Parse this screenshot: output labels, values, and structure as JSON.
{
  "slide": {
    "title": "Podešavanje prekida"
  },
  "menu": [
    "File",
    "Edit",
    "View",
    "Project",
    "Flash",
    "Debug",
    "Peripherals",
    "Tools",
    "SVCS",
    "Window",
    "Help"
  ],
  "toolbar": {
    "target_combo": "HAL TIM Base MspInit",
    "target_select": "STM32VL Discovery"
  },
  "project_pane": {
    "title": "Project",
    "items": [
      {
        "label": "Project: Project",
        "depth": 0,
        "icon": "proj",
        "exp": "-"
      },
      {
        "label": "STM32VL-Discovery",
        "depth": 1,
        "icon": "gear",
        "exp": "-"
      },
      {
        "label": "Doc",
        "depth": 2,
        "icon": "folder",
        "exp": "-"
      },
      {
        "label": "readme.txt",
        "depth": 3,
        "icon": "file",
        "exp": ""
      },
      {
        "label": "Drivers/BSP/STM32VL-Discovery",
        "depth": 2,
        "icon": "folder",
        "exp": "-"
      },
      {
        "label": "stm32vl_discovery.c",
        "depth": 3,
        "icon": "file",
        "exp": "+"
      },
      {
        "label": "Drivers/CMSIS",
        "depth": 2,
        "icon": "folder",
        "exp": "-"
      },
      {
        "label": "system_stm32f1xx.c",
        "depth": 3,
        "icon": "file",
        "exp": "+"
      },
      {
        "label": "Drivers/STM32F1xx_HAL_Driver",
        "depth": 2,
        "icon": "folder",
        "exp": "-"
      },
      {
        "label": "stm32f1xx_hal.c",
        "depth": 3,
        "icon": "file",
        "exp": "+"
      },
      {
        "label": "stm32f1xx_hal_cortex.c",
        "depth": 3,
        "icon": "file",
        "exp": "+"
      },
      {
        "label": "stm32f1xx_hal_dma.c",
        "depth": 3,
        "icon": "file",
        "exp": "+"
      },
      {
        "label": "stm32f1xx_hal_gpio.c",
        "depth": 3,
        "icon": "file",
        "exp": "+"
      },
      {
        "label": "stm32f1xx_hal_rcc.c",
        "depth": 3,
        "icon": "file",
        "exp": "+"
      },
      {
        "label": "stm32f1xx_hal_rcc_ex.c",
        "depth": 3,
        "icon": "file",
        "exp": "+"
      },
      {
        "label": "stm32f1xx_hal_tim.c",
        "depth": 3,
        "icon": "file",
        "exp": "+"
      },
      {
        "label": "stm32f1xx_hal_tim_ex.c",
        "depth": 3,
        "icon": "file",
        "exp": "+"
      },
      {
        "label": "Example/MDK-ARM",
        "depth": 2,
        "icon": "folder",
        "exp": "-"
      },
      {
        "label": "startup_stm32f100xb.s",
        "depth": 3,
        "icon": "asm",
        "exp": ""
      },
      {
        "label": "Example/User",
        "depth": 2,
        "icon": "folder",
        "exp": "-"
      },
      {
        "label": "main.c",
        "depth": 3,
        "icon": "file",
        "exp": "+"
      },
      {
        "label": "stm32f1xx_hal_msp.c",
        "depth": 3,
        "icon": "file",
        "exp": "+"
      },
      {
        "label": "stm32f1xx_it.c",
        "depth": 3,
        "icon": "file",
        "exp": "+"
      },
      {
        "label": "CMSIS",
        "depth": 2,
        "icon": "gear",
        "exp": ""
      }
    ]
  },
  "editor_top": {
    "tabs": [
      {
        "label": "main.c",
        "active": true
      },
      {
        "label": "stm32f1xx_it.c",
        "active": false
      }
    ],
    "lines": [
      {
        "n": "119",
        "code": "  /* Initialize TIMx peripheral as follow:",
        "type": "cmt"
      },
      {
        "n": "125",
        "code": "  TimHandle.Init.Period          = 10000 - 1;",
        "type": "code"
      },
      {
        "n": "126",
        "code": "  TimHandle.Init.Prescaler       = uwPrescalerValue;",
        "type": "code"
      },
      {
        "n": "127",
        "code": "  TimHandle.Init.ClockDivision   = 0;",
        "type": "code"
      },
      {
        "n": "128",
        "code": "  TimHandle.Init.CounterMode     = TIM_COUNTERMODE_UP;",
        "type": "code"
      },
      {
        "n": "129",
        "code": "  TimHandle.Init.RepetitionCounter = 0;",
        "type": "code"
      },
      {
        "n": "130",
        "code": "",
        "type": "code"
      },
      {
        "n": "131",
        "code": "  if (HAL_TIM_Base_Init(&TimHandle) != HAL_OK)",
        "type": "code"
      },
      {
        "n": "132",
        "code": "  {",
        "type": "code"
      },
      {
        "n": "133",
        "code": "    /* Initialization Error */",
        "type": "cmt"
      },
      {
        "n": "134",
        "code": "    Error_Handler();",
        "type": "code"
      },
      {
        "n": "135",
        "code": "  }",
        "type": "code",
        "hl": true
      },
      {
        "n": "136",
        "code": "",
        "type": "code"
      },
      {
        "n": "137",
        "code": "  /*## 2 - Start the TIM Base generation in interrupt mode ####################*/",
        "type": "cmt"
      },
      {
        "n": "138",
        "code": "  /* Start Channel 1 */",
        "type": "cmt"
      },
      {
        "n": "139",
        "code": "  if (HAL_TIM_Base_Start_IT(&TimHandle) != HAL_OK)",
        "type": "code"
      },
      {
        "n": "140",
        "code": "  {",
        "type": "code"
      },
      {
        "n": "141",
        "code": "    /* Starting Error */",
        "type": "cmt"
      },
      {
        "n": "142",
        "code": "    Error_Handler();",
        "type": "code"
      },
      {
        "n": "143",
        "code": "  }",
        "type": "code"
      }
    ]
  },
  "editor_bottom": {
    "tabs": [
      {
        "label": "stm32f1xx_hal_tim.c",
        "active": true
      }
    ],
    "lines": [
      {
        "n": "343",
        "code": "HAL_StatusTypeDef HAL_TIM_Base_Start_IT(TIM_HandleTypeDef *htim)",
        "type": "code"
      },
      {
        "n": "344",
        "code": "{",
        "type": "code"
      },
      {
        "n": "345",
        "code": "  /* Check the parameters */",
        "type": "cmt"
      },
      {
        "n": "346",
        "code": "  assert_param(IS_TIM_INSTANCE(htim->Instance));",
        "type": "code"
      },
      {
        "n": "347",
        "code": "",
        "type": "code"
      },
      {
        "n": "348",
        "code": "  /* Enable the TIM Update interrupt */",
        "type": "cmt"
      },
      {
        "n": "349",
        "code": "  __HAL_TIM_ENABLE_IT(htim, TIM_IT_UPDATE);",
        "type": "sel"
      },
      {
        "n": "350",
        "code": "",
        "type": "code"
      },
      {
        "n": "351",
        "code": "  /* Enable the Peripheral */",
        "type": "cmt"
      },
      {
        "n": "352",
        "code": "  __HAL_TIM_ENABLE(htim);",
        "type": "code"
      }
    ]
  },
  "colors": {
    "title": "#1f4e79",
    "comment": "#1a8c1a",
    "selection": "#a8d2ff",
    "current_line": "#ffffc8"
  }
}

^^^^^^^^^^^^^^^^

Search the records for the string "Example" and return every line in which it occurs.

        "label": "Example/MDK-ARM",
        "label": "Example/User",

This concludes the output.